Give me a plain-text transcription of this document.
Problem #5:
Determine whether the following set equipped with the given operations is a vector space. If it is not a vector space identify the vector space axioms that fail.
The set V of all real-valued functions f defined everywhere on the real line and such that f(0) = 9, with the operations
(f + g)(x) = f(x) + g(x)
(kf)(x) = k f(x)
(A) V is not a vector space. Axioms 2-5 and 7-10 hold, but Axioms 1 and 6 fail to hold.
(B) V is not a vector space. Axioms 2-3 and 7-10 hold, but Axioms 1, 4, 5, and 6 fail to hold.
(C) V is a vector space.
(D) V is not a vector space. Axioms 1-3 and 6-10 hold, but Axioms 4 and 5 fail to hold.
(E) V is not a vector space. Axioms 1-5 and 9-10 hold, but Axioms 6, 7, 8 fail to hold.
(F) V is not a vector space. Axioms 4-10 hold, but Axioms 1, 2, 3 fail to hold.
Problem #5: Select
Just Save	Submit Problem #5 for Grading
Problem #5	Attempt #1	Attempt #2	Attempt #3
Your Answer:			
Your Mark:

### [YOUR INSTRUCTIONS]
Produce an exact copy of all the records.

### [RESPONSE]
Give me a plain-text transcription of this document.
Problem #5:
Determine whether the following set equipped with the given operations is a vector space. If it is not a vector space identify the vector space axioms that fail.
The set V of all real-valued functions f defined everywhere on the real line and such that f(0) = 9, with the operations
(f + g)(x) = f(x) + g(x)
(kf)(x) = k f(x)
(A) V is not a vector space. Axioms 2-5 and 7-10 hold, but Axioms 1 and 6 fail to hold.
(B) V is not a vector space. Axioms 2-3 and 7-10 hold, but Axioms 1, 4, 5, and 6 fail to hold.
(C) V is a vector space.
(D) V is not a vector space. Axioms 1-3 and 6-10 hold, but Axioms 4 and 5 fail to hold.
(E) V is not a vector space. Axioms 1-5 and 9-10 hold, but Axioms 6, 7, 8 fail to hold.
(F) V is not a vector space. Axioms 4-10 hold, but Axioms 1, 2, 3 fail to hold.
Problem #5: Select
Just Save	Submit Problem #5 for Grading
Problem #5	Attempt #1	Attempt #2	Attempt #3
Your Answer:			
Your Mark:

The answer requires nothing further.